(Short task):
Without altering anything, repeat each of the records.

(Records provided):
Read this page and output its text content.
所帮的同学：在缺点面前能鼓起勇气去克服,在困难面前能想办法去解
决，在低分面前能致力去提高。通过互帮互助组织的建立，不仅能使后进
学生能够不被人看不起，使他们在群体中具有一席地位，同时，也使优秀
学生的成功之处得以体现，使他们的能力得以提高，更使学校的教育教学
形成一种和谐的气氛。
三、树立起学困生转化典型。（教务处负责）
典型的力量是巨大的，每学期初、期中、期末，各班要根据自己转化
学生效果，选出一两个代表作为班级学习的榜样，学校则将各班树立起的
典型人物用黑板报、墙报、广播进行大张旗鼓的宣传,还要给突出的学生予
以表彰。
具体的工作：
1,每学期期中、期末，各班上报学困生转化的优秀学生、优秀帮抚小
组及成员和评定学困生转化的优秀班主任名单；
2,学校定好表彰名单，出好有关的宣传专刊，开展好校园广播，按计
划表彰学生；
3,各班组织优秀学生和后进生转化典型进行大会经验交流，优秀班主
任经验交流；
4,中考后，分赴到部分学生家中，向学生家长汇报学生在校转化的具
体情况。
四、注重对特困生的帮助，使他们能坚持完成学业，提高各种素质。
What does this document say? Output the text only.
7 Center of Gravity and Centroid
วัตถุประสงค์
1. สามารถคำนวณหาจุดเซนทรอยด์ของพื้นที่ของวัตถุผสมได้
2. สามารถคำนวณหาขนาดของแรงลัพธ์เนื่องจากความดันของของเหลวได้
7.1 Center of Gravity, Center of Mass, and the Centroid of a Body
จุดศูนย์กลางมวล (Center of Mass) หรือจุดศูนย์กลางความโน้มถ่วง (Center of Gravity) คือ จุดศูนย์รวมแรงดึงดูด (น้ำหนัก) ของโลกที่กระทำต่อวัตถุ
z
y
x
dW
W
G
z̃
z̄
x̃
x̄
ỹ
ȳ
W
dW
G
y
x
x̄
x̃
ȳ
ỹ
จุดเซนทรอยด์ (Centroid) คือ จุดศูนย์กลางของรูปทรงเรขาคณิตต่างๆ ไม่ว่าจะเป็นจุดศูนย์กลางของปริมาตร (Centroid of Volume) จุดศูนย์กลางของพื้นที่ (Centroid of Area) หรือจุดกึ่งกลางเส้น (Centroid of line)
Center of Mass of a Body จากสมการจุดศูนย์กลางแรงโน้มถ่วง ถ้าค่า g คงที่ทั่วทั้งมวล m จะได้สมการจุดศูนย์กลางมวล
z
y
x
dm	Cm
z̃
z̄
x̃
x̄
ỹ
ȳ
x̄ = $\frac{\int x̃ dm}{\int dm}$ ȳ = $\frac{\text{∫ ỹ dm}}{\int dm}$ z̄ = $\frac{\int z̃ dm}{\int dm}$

(Response to the exercise):
Read this page and output its text content.
所帮的同学：在缺点面前能鼓起勇气去克服,在困难面前能想办法去解
决，在低分面前能致力去提高。通过互帮互助组织的建立，不仅能使后进
学生能够不被人看不起，使他们在群体中具有一席地位，同时，也使优秀
学生的成功之处得以体现，使他们的能力得以提高，更使学校的教育教学
形成一种和谐的气氛。
三、树立起学困生转化典型。（教务处负责）
典型的力量是巨大的，每学期初、期中、期末，各班要根据自己转化
学生效果，选出一两个代表作为班级学习的榜样，学校则将各班树立起的
典型人物用黑板报、墙报、广播进行大张旗鼓的宣传,还要给突出的学生予
以表彰。
具体的工作：
1,每学期期中、期末，各班上报学困生转化的优秀学生、优秀帮抚小
组及成员和评定学困生转化的优秀班主任名单；
2,学校定好表彰名单，出好有关的宣传专刊，开展好校园广播，按计
划表彰学生；
3,各班组织优秀学生和后进生转化典型进行大会经验交流，优秀班主
任经验交流；
4,中考后，分赴到部分学生家中，向学生家长汇报学生在校转化的具
体情况。
四、注重对特困生的帮助，使他们能坚持完成学业，提高各种素质。
What does this document say? Output the text only.
7 Center of Gravity and Centroid
วัตถุประสงค์
1. สามารถคำนวณหาจุดเซนทรอยด์ของพื้นที่ของวัตถุผสมได้
2. สามารถคำนวณหาขนาดของแรงลัพธ์เนื่องจากความดันของของเหลวได้
7.1 Center of Gravity, Center of Mass, and the Centroid of a Body
จุดศูนย์กลางมวล (Center of Mass) หรือจุดศูนย์กลางความโน้มถ่วง (Center of Gravity) คือ จุดศูนย์รวมแรงดึงดูด (น้ำหนัก) ของโลกที่กระทำต่อวัตถุ
z
y
x
dW
W
G
z̃
z̄
x̃
x̄
ỹ
ȳ
W
dW
G
y
x
x̄
x̃
ȳ
ỹ
จุดเซนทรอยด์ (Centroid) คือ จุดศูนย์กลางของรูปทรงเรขาคณิตต่างๆ ไม่ว่าจะเป็นจุดศูนย์กลางของปริมาตร (Centroid of Volume) จุดศูนย์กลางของพื้นที่ (Centroid of Area) หรือจุดกึ่งกลางเส้น (Centroid of line)
Center of Mass of a Body จากสมการจุดศูนย์กลางแรงโน้มถ่วง ถ้าค่า g คงที่ทั่วทั้งมวล m จะได้สมการจุดศูนย์กลางมวล
z
y
x
dm	Cm
z̃
z̄
x̃
x̄
ỹ
ȳ
x̄ = $\frac{\int x̃ dm}{\int dm}$ ȳ = $\frac{\text{∫ ỹ dm}}{\int dm}$ z̄ = $\frac{\int z̃ dm}{\int dm}$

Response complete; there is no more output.